Aim of the exercise: Filter the entries, keeping every line with the word "KCAE".
====== Given records ======
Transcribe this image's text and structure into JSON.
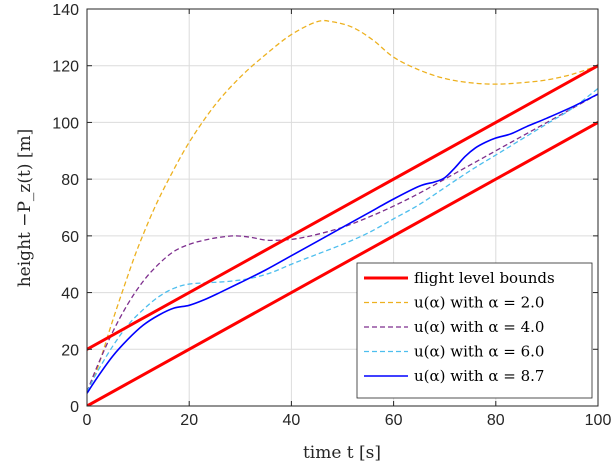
{
  "chart_data": {
    "type": "line",
    "title": "",
    "xlabel": "time t [s]",
    "ylabel": "height  −P_z(t) [m]",
    "xlim": [
      0,
      100
    ],
    "ylim": [
      0,
      140
    ],
    "xticks": [
      0,
      20,
      40,
      60,
      80,
      100
    ],
    "yticks": [
      0,
      20,
      40,
      60,
      80,
      100,
      120,
      140
    ],
    "grid": true,
    "legend_position": "bottom-right",
    "series": [
      {
        "name": "flight level bounds",
        "style": "solid",
        "color": "#ff0000",
        "width": 3,
        "x": [
          0,
          100
        ],
        "y": [
          20,
          120
        ]
      },
      {
        "name": "",
        "style": "solid",
        "color": "#ff0000",
        "width": 3,
        "x": [
          0,
          100
        ],
        "y": [
          0,
          100
        ]
      },
      {
        "name": "u(α) with α = 2.0",
        "style": "dashed",
        "color": "#edb120",
        "width": 1.3,
        "x": [
          0,
          2,
          5,
          8,
          10,
          13,
          16,
          20,
          25,
          30,
          35,
          40,
          45,
          48,
          52,
          56,
          60,
          65,
          70,
          75,
          80,
          85,
          90,
          95,
          100
        ],
        "y": [
          5,
          13,
          30,
          46,
          56,
          69,
          80,
          93,
          106,
          116,
          124,
          131,
          135.5,
          135.5,
          133.5,
          129,
          123,
          118.5,
          115.5,
          114,
          113.5,
          114,
          115,
          117,
          120
        ]
      },
      {
        "name": "u(α) with α = 4.0",
        "style": "dashed",
        "color": "#7e2f8e",
        "width": 1.3,
        "x": [
          0,
          2,
          5,
          8,
          11,
          14,
          17,
          20,
          23,
          26,
          29,
          32,
          35,
          38,
          41,
          45,
          50,
          55,
          60,
          65,
          70,
          75,
          80,
          85,
          90,
          95,
          100
        ],
        "y": [
          5,
          14,
          26,
          36,
          44,
          50,
          54.5,
          57,
          58.5,
          59.5,
          60,
          59.5,
          58.5,
          58.5,
          59,
          60.5,
          63,
          66.5,
          70.5,
          75,
          80,
          85,
          90,
          95,
          100,
          105,
          110
        ]
      },
      {
        "name": "u(α) with α = 6.0",
        "style": "dashed",
        "color": "#4dbeee",
        "width": 1.3,
        "x": [
          0,
          2,
          5,
          8,
          11,
          14,
          17,
          20,
          24,
          28,
          32,
          36,
          40,
          45,
          50,
          55,
          60,
          65,
          70,
          75,
          80,
          85,
          90,
          95,
          100
        ],
        "y": [
          5,
          12,
          21,
          28.5,
          34,
          38.5,
          41.5,
          43,
          43.5,
          44,
          45,
          47,
          50,
          53.5,
          57,
          61,
          66,
          71,
          77,
          83,
          88.5,
          94,
          99.5,
          105,
          112
        ]
      },
      {
        "name": "u(α) with α = 8.7",
        "style": "solid",
        "color": "#0000ff",
        "width": 1.6,
        "x": [
          0,
          2,
          5,
          8,
          11,
          14,
          17,
          20,
          23,
          26,
          30,
          35,
          40,
          45,
          50,
          55,
          60,
          65,
          68,
          70,
          72,
          74,
          76,
          78,
          80,
          83,
          86,
          90,
          95,
          100
        ],
        "y": [
          4.5,
          10,
          17.5,
          23.5,
          28.5,
          32,
          34.5,
          35.5,
          37.5,
          40,
          43.5,
          48,
          53,
          58,
          63,
          68,
          73,
          77.5,
          79,
          80.5,
          84,
          88,
          91,
          93,
          94.5,
          96,
          98.5,
          101.5,
          105.5,
          110
        ]
      }
    ]
  }
}
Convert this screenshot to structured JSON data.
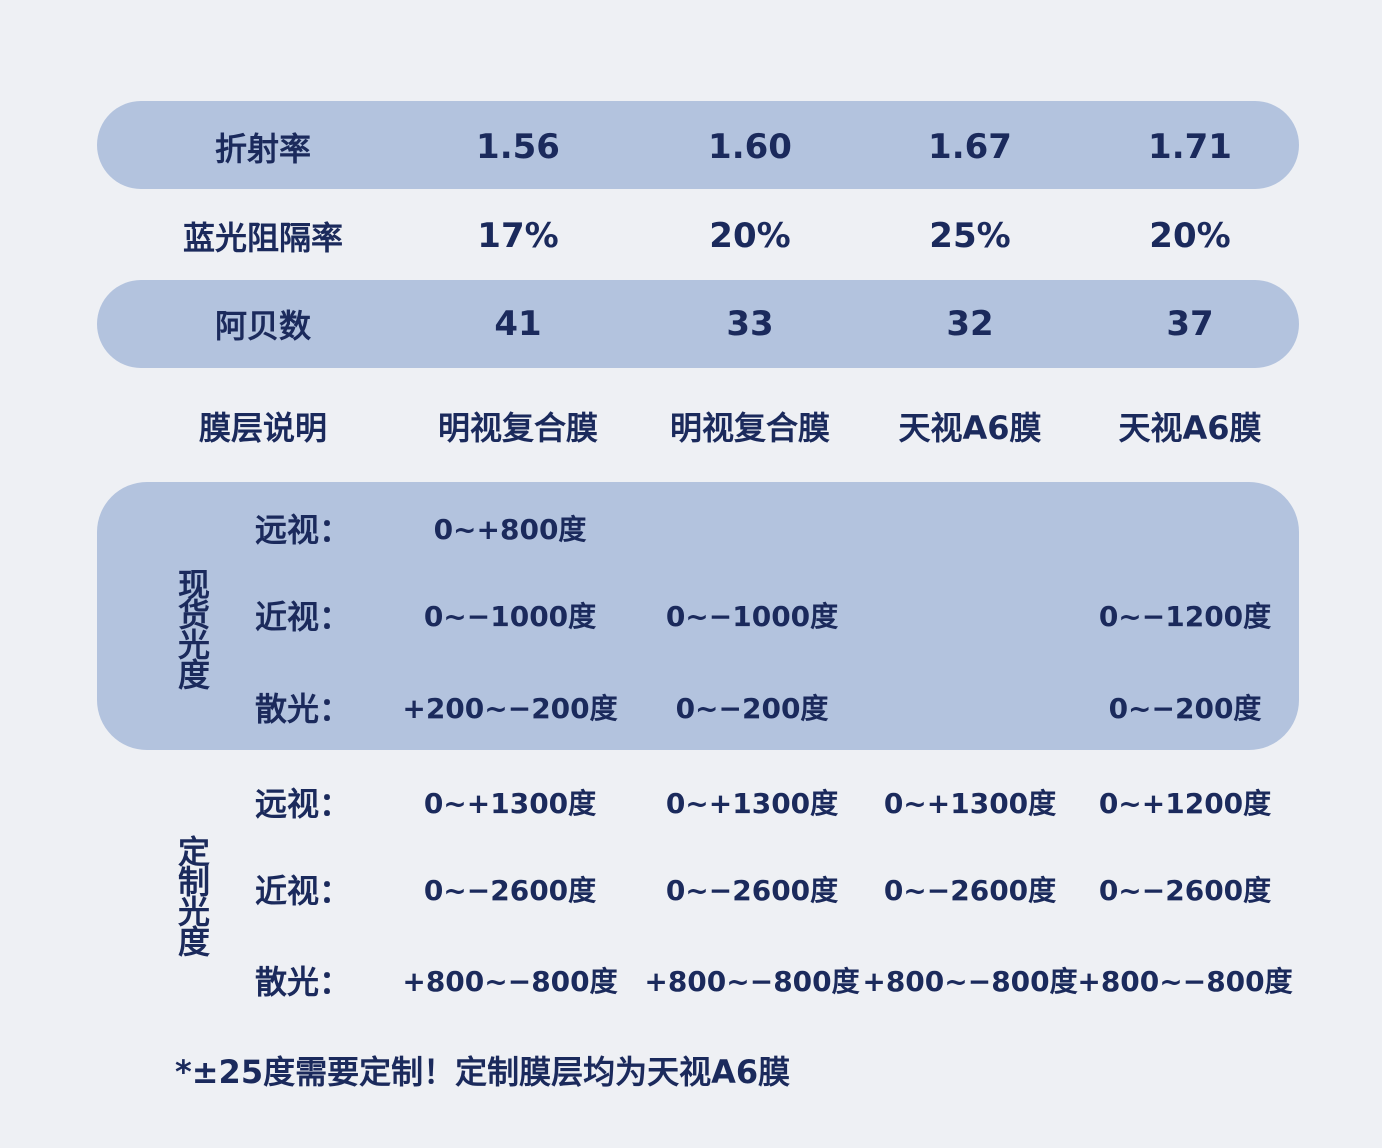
{
  "table": {
    "rows": [
      {
        "label": "折射率",
        "values": [
          "1.56",
          "1.60",
          "1.67",
          "1.71"
        ]
      },
      {
        "label": "蓝光阻隔率",
        "values": [
          "17%",
          "20%",
          "25%",
          "20%"
        ]
      },
      {
        "label": "阿贝数",
        "values": [
          "41",
          "33",
          "32",
          "37"
        ]
      },
      {
        "label": "膜层说明",
        "values": [
          "明视复合膜",
          "明视复合膜",
          "天视A6膜",
          "天视A6膜"
        ]
      }
    ]
  },
  "sections": [
    {
      "title": "现货光度",
      "rows": [
        {
          "label": "远视：",
          "values": [
            "0~+800度",
            null,
            null,
            null
          ]
        },
        {
          "label": "近视：",
          "values": [
            "0~−1000度",
            "0~−1000度",
            null,
            "0~−1200度"
          ]
        },
        {
          "label": "散光：",
          "values": [
            "+200~−200度",
            "0~−200度",
            null,
            "0~−200度"
          ]
        }
      ]
    },
    {
      "title": "定制光度",
      "rows": [
        {
          "label": "远视：",
          "values": [
            "0~+1300度",
            "0~+1300度",
            "0~+1300度",
            "0~+1200度"
          ]
        },
        {
          "label": "近视：",
          "values": [
            "0~−2600度",
            "0~−2600度",
            "0~−2600度",
            "0~−2600度"
          ]
        },
        {
          "label": "散光：",
          "values": [
            "+800~−800度",
            "+800~−800度",
            "+800~−800度",
            "+800~−800度"
          ]
        }
      ]
    }
  ],
  "footnote": "*±25度需要定制！定制膜层均为天视A6膜"
}
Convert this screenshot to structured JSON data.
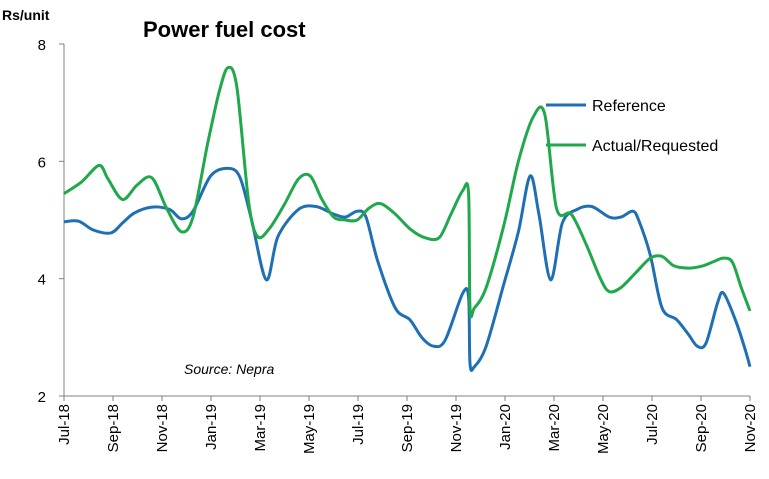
{
  "chart_data": {
    "type": "line",
    "title": "Power fuel cost",
    "ylabel": "Rs/unit",
    "source": "Source: Nepra",
    "ylim": [
      2,
      8
    ],
    "yticks": [
      2,
      4,
      6,
      8
    ],
    "x_start": "Jul-18",
    "x_end": "Nov-20",
    "x_tick_labels": [
      "Jul-18",
      "Sep-18",
      "Nov-18",
      "Jan-19",
      "Mar-19",
      "May-19",
      "Jul-19",
      "Sep-19",
      "Nov-19",
      "Jan-20",
      "Mar-20",
      "May-20",
      "Jul-20",
      "Sep-20",
      "Nov-20"
    ],
    "legend_position": "right",
    "grid": false,
    "series": [
      {
        "name": "Reference",
        "color": "#1f6fb5",
        "points": [
          [
            0,
            4.97
          ],
          [
            0.5,
            4.98
          ],
          [
            1.0,
            4.83
          ],
          [
            1.6,
            4.78
          ],
          [
            2.0,
            4.95
          ],
          [
            2.4,
            5.12
          ],
          [
            3.0,
            5.22
          ],
          [
            3.6,
            5.18
          ],
          [
            4.0,
            5.02
          ],
          [
            4.4,
            5.15
          ],
          [
            5.0,
            5.75
          ],
          [
            5.6,
            5.88
          ],
          [
            6.0,
            5.73
          ],
          [
            6.4,
            5.0
          ],
          [
            6.9,
            3.98
          ],
          [
            7.3,
            4.72
          ],
          [
            8.0,
            5.18
          ],
          [
            8.6,
            5.23
          ],
          [
            9.2,
            5.1
          ],
          [
            9.6,
            5.05
          ],
          [
            10.0,
            5.15
          ],
          [
            10.3,
            5.05
          ],
          [
            10.7,
            4.3
          ],
          [
            11.3,
            3.5
          ],
          [
            11.8,
            3.3
          ],
          [
            12.2,
            3.0
          ],
          [
            12.6,
            2.85
          ],
          [
            13.0,
            2.95
          ],
          [
            13.6,
            3.75
          ],
          [
            13.8,
            3.68
          ],
          [
            13.85,
            2.55
          ],
          [
            14.0,
            2.5
          ],
          [
            14.4,
            2.85
          ],
          [
            15.0,
            3.9
          ],
          [
            15.5,
            4.8
          ],
          [
            15.9,
            5.75
          ],
          [
            16.2,
            5.1
          ],
          [
            16.6,
            3.98
          ],
          [
            17.0,
            4.95
          ],
          [
            17.5,
            5.18
          ],
          [
            18.0,
            5.23
          ],
          [
            18.6,
            5.05
          ],
          [
            19.0,
            5.05
          ],
          [
            19.4,
            5.15
          ],
          [
            19.6,
            5.0
          ],
          [
            20.0,
            4.4
          ],
          [
            20.4,
            3.5
          ],
          [
            20.9,
            3.3
          ],
          [
            21.3,
            3.05
          ],
          [
            21.6,
            2.85
          ],
          [
            21.9,
            2.9
          ],
          [
            22.3,
            3.6
          ],
          [
            22.5,
            3.75
          ],
          [
            22.9,
            3.3
          ],
          [
            23.2,
            2.85
          ],
          [
            23.4,
            2.5
          ]
        ]
      },
      {
        "name": "Actual/Requested",
        "color": "#20a84c",
        "points": [
          [
            0,
            5.45
          ],
          [
            0.6,
            5.65
          ],
          [
            1.2,
            5.93
          ],
          [
            1.5,
            5.7
          ],
          [
            2.0,
            5.35
          ],
          [
            2.5,
            5.6
          ],
          [
            3.0,
            5.72
          ],
          [
            3.5,
            5.2
          ],
          [
            4.0,
            4.8
          ],
          [
            4.4,
            5.05
          ],
          [
            4.9,
            6.3
          ],
          [
            5.3,
            7.2
          ],
          [
            5.6,
            7.6
          ],
          [
            5.9,
            7.25
          ],
          [
            6.3,
            5.3
          ],
          [
            6.6,
            4.72
          ],
          [
            7.0,
            4.85
          ],
          [
            7.5,
            5.25
          ],
          [
            8.0,
            5.7
          ],
          [
            8.4,
            5.75
          ],
          [
            8.8,
            5.35
          ],
          [
            9.2,
            5.05
          ],
          [
            9.6,
            5.0
          ],
          [
            10.0,
            5.0
          ],
          [
            10.4,
            5.2
          ],
          [
            10.8,
            5.28
          ],
          [
            11.3,
            5.1
          ],
          [
            11.8,
            4.85
          ],
          [
            12.3,
            4.7
          ],
          [
            12.8,
            4.7
          ],
          [
            13.2,
            5.1
          ],
          [
            13.6,
            5.5
          ],
          [
            13.8,
            5.45
          ],
          [
            13.85,
            3.5
          ],
          [
            14.0,
            3.5
          ],
          [
            14.4,
            3.85
          ],
          [
            15.0,
            4.9
          ],
          [
            15.5,
            6.0
          ],
          [
            16.0,
            6.75
          ],
          [
            16.4,
            6.8
          ],
          [
            16.8,
            5.2
          ],
          [
            17.3,
            5.1
          ],
          [
            17.8,
            4.6
          ],
          [
            18.3,
            4.0
          ],
          [
            18.6,
            3.78
          ],
          [
            19.0,
            3.85
          ],
          [
            19.5,
            4.1
          ],
          [
            20.0,
            4.35
          ],
          [
            20.4,
            4.38
          ],
          [
            20.8,
            4.22
          ],
          [
            21.3,
            4.18
          ],
          [
            21.8,
            4.22
          ],
          [
            22.2,
            4.3
          ],
          [
            22.5,
            4.35
          ],
          [
            22.8,
            4.28
          ],
          [
            23.1,
            3.85
          ],
          [
            23.4,
            3.45
          ]
        ]
      }
    ]
  }
}
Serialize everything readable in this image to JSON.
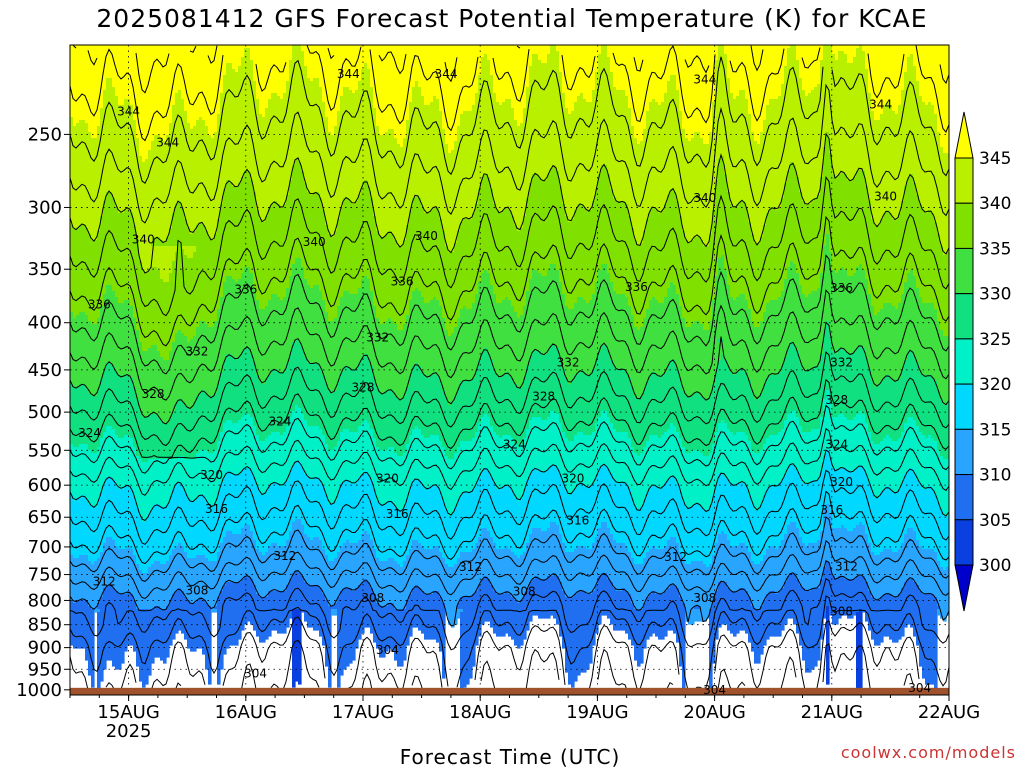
{
  "title": "2025081412 GFS Forecast Potential Temperature (K) for KCAE",
  "credit": "coolwx.com/models",
  "chart_data": {
    "type": "heatmap",
    "title": "2025081412 GFS Forecast Potential Temperature (K) for KCAE",
    "xlabel": "Forecast Time (UTC)",
    "ylabel": "",
    "x_ticks": [
      {
        "label": "15AUG",
        "sub": "2025",
        "hours": 12
      },
      {
        "label": "16AUG",
        "sub": "",
        "hours": 36
      },
      {
        "label": "17AUG",
        "sub": "",
        "hours": 60
      },
      {
        "label": "18AUG",
        "sub": "",
        "hours": 84
      },
      {
        "label": "19AUG",
        "sub": "",
        "hours": 108
      },
      {
        "label": "20AUG",
        "sub": "",
        "hours": 132
      },
      {
        "label": "21AUG",
        "sub": "",
        "hours": 156
      },
      {
        "label": "22AUG",
        "sub": "",
        "hours": 180
      }
    ],
    "x_range_hours": [
      0,
      180
    ],
    "y_ticks": [
      250,
      300,
      350,
      400,
      450,
      500,
      550,
      600,
      650,
      700,
      750,
      800,
      850,
      900,
      950,
      1000
    ],
    "y_range": [
      200,
      1013
    ],
    "y_scale": "log-pressure",
    "grid": true,
    "colorbar": {
      "levels": [
        300,
        305,
        310,
        315,
        320,
        325,
        330,
        335,
        340,
        345
      ],
      "colors": [
        "#0000cc",
        "#0a3fe0",
        "#1f6ff0",
        "#2aa5ff",
        "#00d8ff",
        "#00f0c8",
        "#10e080",
        "#40e040",
        "#80e000",
        "#b8f000",
        "#ffff00"
      ],
      "extend": "both",
      "placement": "right"
    },
    "contour_interval": 2,
    "surface_color": "#a0522d",
    "contour_labels": [
      {
        "value": 344,
        "hours": 57,
        "pressure": 215
      },
      {
        "value": 344,
        "hours": 77,
        "pressure": 215
      },
      {
        "value": 344,
        "hours": 130,
        "pressure": 218
      },
      {
        "value": 344,
        "hours": 166,
        "pressure": 232
      },
      {
        "value": 344,
        "hours": 20,
        "pressure": 255
      },
      {
        "value": 344,
        "hours": 12,
        "pressure": 236
      },
      {
        "value": 340,
        "hours": 15,
        "pressure": 325
      },
      {
        "value": 340,
        "hours": 50,
        "pressure": 327
      },
      {
        "value": 340,
        "hours": 73,
        "pressure": 322
      },
      {
        "value": 340,
        "hours": 130,
        "pressure": 293
      },
      {
        "value": 340,
        "hours": 167,
        "pressure": 292
      },
      {
        "value": 336,
        "hours": 6,
        "pressure": 382
      },
      {
        "value": 336,
        "hours": 36,
        "pressure": 368
      },
      {
        "value": 336,
        "hours": 68,
        "pressure": 361
      },
      {
        "value": 336,
        "hours": 116,
        "pressure": 366
      },
      {
        "value": 336,
        "hours": 158,
        "pressure": 367
      },
      {
        "value": 332,
        "hours": 26,
        "pressure": 430
      },
      {
        "value": 332,
        "hours": 63,
        "pressure": 415
      },
      {
        "value": 332,
        "hours": 102,
        "pressure": 442
      },
      {
        "value": 332,
        "hours": 158,
        "pressure": 442
      },
      {
        "value": 328,
        "hours": 17,
        "pressure": 478
      },
      {
        "value": 328,
        "hours": 60,
        "pressure": 470
      },
      {
        "value": 328,
        "hours": 97,
        "pressure": 481
      },
      {
        "value": 328,
        "hours": 157,
        "pressure": 485
      },
      {
        "value": 324,
        "hours": 4,
        "pressure": 527
      },
      {
        "value": 324,
        "hours": 43,
        "pressure": 512
      },
      {
        "value": 324,
        "hours": 91,
        "pressure": 542
      },
      {
        "value": 324,
        "hours": 157,
        "pressure": 542
      },
      {
        "value": 320,
        "hours": 29,
        "pressure": 585
      },
      {
        "value": 320,
        "hours": 65,
        "pressure": 590
      },
      {
        "value": 320,
        "hours": 103,
        "pressure": 590
      },
      {
        "value": 320,
        "hours": 158,
        "pressure": 595
      },
      {
        "value": 316,
        "hours": 30,
        "pressure": 637
      },
      {
        "value": 316,
        "hours": 67,
        "pressure": 645
      },
      {
        "value": 316,
        "hours": 104,
        "pressure": 655
      },
      {
        "value": 316,
        "hours": 156,
        "pressure": 638
      },
      {
        "value": 312,
        "hours": 7,
        "pressure": 763
      },
      {
        "value": 312,
        "hours": 44,
        "pressure": 716
      },
      {
        "value": 312,
        "hours": 82,
        "pressure": 736
      },
      {
        "value": 312,
        "hours": 124,
        "pressure": 718
      },
      {
        "value": 312,
        "hours": 159,
        "pressure": 735
      },
      {
        "value": 308,
        "hours": 26,
        "pressure": 780
      },
      {
        "value": 308,
        "hours": 62,
        "pressure": 795
      },
      {
        "value": 308,
        "hours": 93,
        "pressure": 782
      },
      {
        "value": 308,
        "hours": 130,
        "pressure": 795
      },
      {
        "value": 308,
        "hours": 158,
        "pressure": 822
      },
      {
        "value": 304,
        "hours": 65,
        "pressure": 905
      },
      {
        "value": 304,
        "hours": 38,
        "pressure": 960
      },
      {
        "value": 304,
        "hours": 132,
        "pressure": 1000
      },
      {
        "value": 304,
        "hours": 174,
        "pressure": 995
      }
    ]
  }
}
======
Full solution:
  "title": "2025081412 GFS Forecast Potential Temperature (K) for KCAE",
    "title": "2025081412 GFS Forecast Potential Temperature (K) for KCAE",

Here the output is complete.